-- Problem to work on --
Scan the entries below. Return every line that includes "content".

-- Exercise material --
[Start of section]

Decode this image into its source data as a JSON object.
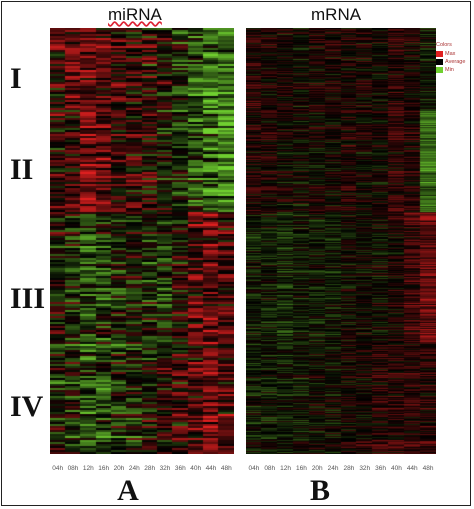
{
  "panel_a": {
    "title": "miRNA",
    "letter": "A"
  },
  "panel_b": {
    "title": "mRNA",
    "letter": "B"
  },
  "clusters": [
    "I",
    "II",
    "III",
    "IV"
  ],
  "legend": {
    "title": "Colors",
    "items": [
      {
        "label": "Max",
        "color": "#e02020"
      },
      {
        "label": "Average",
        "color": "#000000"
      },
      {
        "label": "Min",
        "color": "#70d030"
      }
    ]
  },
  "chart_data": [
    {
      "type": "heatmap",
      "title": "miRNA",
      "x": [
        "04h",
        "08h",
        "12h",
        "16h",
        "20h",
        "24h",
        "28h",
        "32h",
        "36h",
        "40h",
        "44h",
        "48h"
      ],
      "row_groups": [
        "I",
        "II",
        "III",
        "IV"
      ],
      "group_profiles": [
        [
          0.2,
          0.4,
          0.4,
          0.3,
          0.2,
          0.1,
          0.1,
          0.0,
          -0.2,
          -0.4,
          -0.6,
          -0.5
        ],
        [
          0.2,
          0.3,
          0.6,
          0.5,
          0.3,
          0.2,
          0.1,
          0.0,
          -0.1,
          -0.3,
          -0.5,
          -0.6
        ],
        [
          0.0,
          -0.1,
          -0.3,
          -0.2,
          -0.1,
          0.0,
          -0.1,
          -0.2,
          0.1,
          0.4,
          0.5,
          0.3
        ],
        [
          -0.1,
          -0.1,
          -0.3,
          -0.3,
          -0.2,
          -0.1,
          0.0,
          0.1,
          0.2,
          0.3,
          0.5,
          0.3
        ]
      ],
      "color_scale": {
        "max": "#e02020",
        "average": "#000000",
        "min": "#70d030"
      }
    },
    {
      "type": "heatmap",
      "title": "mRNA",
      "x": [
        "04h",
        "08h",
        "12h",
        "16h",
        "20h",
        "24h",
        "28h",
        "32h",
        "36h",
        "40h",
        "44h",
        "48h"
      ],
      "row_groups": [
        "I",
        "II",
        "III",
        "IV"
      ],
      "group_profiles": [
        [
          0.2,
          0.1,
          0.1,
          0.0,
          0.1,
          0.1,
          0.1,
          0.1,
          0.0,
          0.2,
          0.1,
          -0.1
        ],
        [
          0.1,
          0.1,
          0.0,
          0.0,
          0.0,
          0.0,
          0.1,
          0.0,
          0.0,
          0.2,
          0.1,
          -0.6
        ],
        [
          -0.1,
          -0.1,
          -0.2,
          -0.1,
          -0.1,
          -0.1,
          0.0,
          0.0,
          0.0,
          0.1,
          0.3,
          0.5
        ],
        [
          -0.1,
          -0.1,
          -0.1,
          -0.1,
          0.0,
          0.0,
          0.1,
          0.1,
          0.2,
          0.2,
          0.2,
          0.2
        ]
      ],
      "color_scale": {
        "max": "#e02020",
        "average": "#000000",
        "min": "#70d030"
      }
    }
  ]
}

[End of section]
[Start of section]

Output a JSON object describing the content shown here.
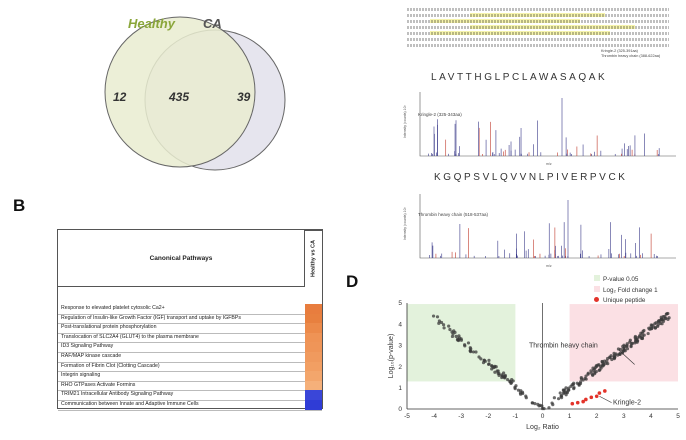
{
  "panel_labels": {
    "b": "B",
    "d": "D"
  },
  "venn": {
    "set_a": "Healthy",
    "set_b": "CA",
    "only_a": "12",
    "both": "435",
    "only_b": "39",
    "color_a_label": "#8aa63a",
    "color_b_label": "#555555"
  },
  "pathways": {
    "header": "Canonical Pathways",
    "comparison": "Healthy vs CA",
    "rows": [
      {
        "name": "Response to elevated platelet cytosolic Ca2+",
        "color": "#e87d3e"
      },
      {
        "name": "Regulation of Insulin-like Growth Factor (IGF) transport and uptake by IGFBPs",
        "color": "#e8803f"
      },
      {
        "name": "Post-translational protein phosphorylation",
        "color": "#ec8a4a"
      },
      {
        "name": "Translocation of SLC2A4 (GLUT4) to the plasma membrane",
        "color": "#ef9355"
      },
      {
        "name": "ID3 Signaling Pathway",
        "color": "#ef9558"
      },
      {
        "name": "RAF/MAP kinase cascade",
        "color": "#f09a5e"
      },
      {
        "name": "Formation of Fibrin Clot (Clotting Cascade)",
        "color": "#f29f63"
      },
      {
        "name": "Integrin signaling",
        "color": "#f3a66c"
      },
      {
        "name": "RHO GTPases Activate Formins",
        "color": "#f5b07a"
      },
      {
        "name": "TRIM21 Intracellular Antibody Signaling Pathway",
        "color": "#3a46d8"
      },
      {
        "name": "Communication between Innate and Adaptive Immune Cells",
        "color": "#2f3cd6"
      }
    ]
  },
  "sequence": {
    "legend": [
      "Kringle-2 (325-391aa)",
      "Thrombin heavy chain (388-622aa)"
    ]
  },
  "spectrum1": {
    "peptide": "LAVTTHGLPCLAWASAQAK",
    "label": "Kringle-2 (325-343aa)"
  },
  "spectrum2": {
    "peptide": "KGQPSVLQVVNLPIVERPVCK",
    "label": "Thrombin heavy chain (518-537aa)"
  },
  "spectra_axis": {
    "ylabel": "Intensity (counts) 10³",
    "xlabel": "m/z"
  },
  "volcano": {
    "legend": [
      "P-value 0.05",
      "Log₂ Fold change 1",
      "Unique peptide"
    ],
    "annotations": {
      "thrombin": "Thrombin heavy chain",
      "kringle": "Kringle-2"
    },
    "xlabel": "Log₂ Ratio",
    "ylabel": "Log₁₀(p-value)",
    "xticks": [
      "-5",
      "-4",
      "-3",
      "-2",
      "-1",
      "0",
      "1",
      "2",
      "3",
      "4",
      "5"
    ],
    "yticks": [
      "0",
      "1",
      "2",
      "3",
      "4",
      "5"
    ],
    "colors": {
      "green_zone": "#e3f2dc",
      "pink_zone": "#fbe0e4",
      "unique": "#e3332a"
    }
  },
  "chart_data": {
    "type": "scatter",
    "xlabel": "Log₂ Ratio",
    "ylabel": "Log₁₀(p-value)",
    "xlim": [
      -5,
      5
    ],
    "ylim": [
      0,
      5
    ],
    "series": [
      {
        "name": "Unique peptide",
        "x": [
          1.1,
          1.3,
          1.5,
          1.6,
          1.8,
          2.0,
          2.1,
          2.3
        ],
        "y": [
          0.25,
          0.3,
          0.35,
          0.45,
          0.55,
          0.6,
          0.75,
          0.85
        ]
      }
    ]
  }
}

[End of section]
[Start of section]

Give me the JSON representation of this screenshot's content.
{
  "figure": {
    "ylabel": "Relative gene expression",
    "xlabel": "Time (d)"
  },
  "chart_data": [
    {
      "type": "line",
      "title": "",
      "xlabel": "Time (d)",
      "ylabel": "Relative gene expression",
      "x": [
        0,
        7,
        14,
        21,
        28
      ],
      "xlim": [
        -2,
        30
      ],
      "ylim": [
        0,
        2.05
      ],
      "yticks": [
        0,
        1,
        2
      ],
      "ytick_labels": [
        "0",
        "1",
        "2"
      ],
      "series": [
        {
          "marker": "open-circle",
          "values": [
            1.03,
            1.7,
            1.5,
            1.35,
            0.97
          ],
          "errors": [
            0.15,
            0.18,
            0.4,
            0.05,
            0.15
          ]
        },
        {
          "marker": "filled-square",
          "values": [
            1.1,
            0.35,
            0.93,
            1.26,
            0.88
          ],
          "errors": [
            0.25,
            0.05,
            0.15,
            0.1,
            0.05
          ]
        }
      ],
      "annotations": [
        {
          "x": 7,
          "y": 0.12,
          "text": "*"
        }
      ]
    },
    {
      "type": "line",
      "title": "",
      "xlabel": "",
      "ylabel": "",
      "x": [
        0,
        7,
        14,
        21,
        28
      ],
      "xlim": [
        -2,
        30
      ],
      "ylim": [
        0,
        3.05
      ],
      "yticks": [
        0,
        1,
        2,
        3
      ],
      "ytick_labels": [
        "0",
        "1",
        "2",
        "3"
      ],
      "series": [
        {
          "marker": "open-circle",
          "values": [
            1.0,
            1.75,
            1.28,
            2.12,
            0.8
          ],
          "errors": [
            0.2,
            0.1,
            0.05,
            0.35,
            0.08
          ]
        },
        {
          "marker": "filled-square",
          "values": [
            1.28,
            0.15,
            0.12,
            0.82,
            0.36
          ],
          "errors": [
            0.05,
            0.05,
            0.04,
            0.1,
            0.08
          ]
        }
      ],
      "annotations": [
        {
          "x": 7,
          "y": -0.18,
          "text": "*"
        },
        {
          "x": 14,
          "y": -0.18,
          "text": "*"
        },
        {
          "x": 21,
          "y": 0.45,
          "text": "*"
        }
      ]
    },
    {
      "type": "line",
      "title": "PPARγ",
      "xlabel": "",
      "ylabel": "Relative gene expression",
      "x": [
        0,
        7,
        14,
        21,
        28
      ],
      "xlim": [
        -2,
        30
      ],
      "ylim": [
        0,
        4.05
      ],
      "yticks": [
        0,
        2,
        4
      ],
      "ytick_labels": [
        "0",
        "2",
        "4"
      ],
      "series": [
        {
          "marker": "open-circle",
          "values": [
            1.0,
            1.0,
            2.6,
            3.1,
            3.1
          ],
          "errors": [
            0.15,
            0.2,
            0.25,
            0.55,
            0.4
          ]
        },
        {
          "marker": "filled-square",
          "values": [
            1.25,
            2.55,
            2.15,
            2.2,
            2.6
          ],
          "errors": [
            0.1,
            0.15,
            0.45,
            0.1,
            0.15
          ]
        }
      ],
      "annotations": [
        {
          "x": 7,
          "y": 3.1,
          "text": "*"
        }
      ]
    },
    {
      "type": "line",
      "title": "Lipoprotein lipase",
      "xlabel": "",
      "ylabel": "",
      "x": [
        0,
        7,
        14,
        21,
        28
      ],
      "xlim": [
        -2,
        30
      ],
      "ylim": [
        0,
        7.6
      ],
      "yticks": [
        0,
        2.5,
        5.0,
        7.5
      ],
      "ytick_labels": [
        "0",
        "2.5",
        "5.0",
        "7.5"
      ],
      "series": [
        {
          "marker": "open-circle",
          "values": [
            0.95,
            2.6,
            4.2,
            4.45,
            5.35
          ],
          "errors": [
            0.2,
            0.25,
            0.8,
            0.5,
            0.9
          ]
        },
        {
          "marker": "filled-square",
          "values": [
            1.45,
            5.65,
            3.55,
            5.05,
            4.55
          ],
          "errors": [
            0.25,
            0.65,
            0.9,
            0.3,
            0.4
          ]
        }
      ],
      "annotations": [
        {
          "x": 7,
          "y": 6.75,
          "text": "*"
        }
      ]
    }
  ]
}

[End of section]

-- Worked solution --
Output a JSON object describing the content shown here.
Give me the JSON representation of this screenshot's content.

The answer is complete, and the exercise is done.